***** Data records *****
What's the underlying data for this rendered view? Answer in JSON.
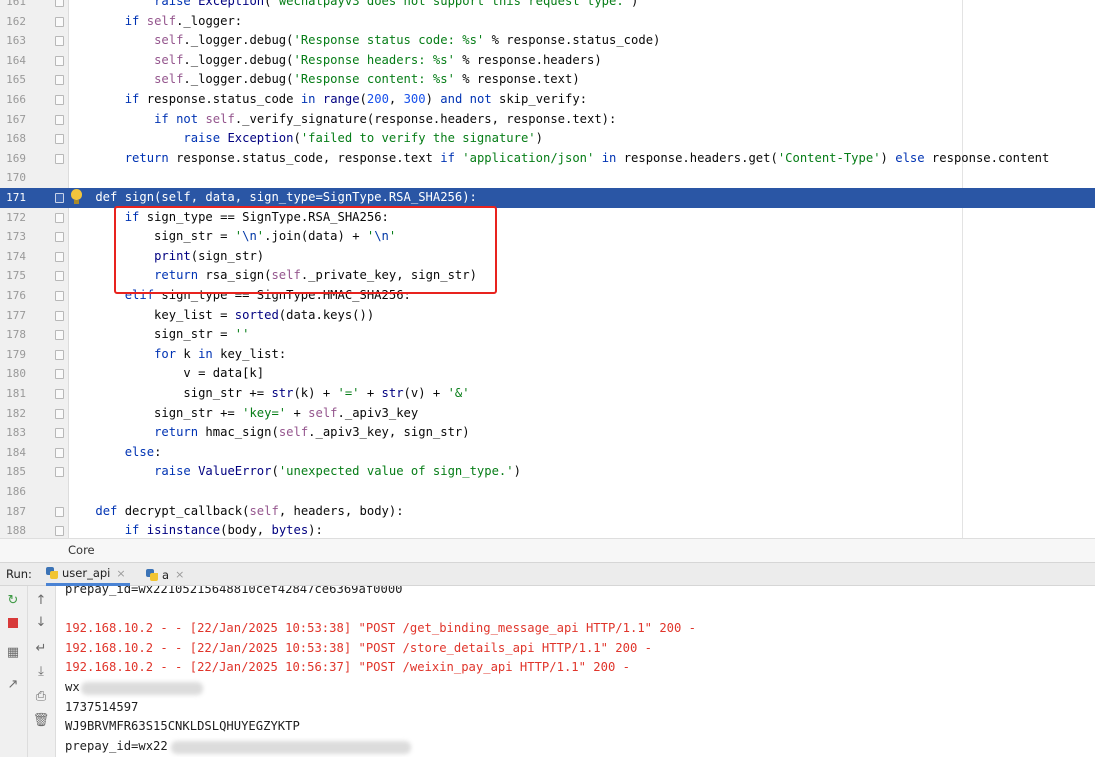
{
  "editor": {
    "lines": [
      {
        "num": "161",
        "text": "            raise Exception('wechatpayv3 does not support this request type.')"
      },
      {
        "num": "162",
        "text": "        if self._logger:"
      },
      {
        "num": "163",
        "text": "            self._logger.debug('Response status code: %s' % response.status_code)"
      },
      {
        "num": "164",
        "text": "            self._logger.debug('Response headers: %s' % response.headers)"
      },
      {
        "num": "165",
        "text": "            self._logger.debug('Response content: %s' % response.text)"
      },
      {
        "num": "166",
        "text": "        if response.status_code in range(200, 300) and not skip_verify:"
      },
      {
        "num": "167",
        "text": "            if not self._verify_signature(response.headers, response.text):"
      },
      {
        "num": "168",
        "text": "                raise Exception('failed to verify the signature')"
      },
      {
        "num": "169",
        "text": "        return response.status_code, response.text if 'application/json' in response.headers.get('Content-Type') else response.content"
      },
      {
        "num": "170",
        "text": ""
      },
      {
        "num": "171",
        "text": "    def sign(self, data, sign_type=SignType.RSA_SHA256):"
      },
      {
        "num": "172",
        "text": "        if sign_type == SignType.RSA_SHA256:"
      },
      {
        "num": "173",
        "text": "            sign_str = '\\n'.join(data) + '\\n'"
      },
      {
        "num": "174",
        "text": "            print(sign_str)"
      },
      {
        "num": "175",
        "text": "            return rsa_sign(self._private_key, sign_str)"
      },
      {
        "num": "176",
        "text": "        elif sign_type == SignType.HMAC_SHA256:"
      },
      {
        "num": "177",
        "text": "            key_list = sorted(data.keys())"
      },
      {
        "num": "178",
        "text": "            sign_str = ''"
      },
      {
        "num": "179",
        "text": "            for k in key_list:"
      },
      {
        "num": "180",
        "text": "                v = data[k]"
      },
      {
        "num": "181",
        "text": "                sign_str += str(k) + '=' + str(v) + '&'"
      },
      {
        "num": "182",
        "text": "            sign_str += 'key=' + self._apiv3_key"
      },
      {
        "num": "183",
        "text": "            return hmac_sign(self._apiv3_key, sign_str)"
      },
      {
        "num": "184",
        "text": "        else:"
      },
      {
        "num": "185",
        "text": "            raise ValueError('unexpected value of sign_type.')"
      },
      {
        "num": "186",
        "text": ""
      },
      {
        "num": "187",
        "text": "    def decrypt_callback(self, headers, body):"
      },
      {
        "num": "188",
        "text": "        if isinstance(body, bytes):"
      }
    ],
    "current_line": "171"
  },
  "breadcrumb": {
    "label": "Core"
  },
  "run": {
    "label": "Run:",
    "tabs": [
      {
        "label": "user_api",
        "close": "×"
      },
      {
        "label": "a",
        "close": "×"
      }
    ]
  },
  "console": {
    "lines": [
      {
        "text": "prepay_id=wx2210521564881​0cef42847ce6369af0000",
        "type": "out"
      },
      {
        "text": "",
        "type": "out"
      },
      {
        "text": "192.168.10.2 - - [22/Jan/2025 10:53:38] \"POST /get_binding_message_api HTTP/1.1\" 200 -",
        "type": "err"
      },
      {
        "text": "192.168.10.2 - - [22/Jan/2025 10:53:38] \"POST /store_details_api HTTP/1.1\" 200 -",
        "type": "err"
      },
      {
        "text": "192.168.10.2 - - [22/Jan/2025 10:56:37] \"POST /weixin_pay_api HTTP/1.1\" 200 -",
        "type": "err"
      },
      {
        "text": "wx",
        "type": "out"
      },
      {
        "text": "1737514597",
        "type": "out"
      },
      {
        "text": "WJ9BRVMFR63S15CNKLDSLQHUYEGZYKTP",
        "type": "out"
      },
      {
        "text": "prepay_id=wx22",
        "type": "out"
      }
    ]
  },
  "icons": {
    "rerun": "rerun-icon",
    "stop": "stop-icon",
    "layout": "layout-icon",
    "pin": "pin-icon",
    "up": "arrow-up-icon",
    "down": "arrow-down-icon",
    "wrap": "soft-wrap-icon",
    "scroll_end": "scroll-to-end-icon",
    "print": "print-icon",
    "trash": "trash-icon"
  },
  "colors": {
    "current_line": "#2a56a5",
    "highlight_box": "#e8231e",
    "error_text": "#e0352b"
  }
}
*****
***** Data records *****
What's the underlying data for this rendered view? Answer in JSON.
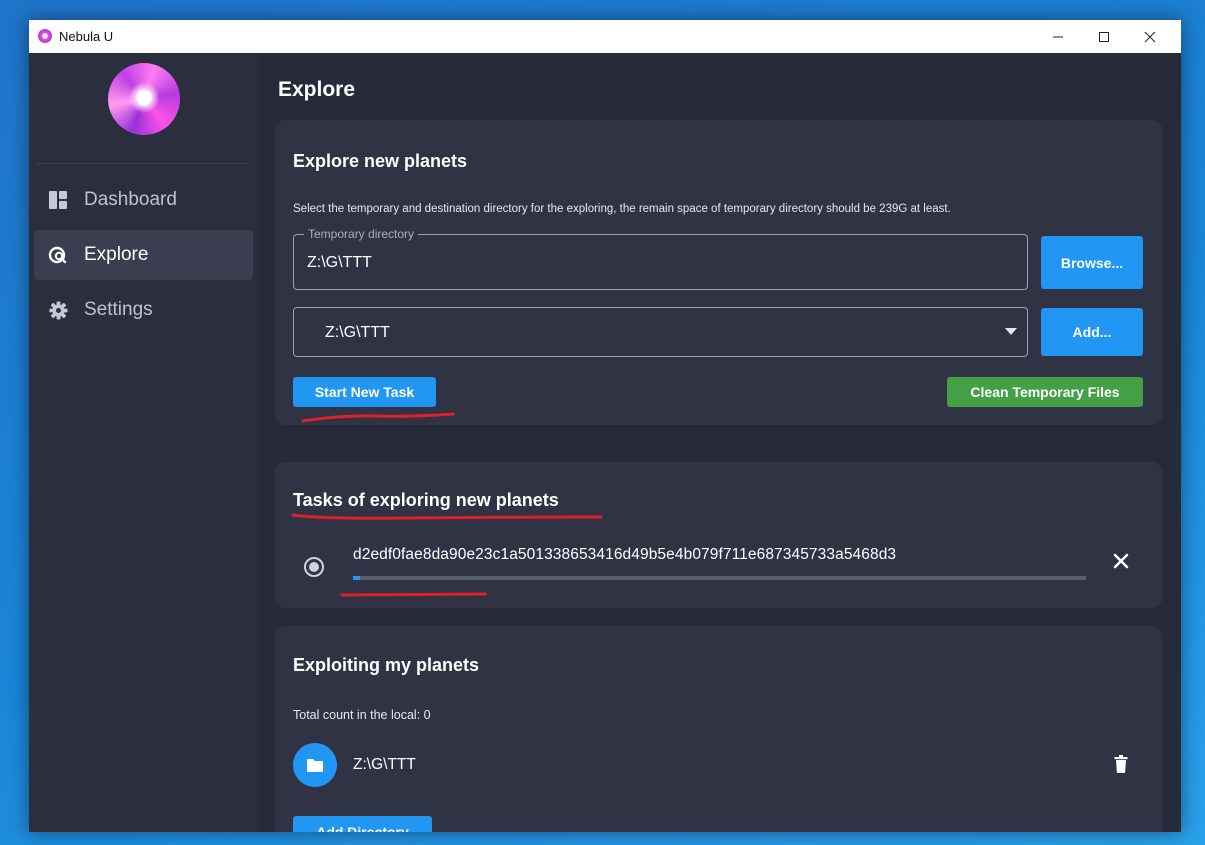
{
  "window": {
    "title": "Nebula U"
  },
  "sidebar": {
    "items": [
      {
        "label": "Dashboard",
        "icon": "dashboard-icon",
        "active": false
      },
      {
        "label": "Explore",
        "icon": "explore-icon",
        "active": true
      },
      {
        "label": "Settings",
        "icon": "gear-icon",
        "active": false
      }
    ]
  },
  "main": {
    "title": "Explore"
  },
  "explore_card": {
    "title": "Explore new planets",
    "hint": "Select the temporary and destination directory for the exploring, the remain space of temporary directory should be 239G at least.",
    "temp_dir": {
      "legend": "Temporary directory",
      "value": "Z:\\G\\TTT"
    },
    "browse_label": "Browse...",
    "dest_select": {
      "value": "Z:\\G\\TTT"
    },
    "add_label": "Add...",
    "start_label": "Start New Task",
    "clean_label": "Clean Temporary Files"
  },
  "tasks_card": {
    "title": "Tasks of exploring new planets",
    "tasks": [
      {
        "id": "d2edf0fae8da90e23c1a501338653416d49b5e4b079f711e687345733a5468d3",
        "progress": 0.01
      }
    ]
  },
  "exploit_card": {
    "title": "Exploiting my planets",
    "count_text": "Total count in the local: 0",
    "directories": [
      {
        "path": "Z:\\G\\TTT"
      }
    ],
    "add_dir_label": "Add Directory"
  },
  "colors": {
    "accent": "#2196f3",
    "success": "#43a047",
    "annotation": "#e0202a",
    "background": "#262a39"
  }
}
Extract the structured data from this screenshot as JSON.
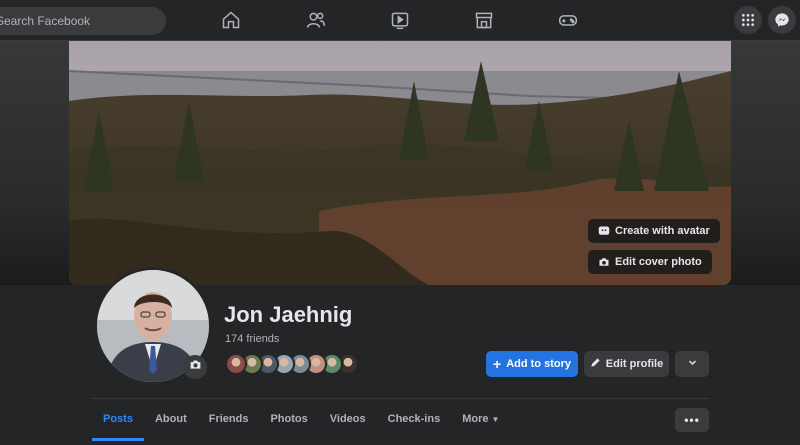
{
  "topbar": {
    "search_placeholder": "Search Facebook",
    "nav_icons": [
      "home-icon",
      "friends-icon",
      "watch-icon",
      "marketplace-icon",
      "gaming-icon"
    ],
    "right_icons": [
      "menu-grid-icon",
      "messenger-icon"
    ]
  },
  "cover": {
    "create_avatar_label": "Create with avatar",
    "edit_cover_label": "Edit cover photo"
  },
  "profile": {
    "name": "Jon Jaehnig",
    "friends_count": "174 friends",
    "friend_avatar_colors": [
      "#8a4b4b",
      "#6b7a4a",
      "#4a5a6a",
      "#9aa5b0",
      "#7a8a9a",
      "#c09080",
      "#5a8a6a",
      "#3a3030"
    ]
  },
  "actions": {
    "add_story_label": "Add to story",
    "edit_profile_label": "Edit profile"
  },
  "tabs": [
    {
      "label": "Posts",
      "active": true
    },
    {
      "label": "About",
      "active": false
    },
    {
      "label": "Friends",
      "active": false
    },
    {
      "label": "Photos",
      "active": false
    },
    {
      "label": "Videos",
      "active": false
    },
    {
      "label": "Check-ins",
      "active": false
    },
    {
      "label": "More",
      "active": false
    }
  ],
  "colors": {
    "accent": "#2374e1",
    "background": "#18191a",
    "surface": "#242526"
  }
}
*****
***** Data records *****
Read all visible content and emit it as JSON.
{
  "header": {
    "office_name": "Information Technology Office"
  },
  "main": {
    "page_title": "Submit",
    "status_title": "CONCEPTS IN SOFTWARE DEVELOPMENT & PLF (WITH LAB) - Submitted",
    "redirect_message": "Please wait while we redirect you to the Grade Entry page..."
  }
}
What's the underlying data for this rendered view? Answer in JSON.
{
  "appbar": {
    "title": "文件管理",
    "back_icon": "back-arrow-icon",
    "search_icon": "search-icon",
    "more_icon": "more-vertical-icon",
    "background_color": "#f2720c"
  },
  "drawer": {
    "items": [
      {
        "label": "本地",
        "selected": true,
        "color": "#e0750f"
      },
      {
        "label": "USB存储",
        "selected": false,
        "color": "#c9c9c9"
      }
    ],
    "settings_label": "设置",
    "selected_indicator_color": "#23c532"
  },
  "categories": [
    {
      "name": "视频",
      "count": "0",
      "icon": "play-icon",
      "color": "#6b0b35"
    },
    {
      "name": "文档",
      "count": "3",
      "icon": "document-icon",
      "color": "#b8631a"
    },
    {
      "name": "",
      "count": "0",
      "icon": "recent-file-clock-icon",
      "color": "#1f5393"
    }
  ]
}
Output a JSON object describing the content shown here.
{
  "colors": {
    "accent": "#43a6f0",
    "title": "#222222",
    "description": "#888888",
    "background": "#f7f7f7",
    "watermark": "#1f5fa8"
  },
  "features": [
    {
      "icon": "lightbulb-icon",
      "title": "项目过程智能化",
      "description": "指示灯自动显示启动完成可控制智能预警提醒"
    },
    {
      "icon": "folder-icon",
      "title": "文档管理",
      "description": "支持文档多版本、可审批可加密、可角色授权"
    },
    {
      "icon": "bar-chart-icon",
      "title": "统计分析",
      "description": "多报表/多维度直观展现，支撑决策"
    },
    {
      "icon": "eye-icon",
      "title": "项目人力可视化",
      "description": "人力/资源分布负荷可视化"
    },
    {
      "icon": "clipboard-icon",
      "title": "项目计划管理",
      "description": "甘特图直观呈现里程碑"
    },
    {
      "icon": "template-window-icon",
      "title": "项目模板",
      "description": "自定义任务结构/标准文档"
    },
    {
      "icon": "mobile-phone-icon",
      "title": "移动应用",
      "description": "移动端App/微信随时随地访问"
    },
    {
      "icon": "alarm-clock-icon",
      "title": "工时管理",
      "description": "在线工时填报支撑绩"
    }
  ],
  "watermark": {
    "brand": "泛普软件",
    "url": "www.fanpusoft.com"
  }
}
*****
▶ **Short problem**
Copy all lines of the listing above that contain the string "SignType".

▶ **Solution for this task**
        "text": "    def sign(self, data, sign_type=SignType.RSA_SHA256):"
        "text": "        if sign_type == SignType.RSA_SHA256:"
        "text": "        elif sign_type == SignType.HMAC_SHA256:"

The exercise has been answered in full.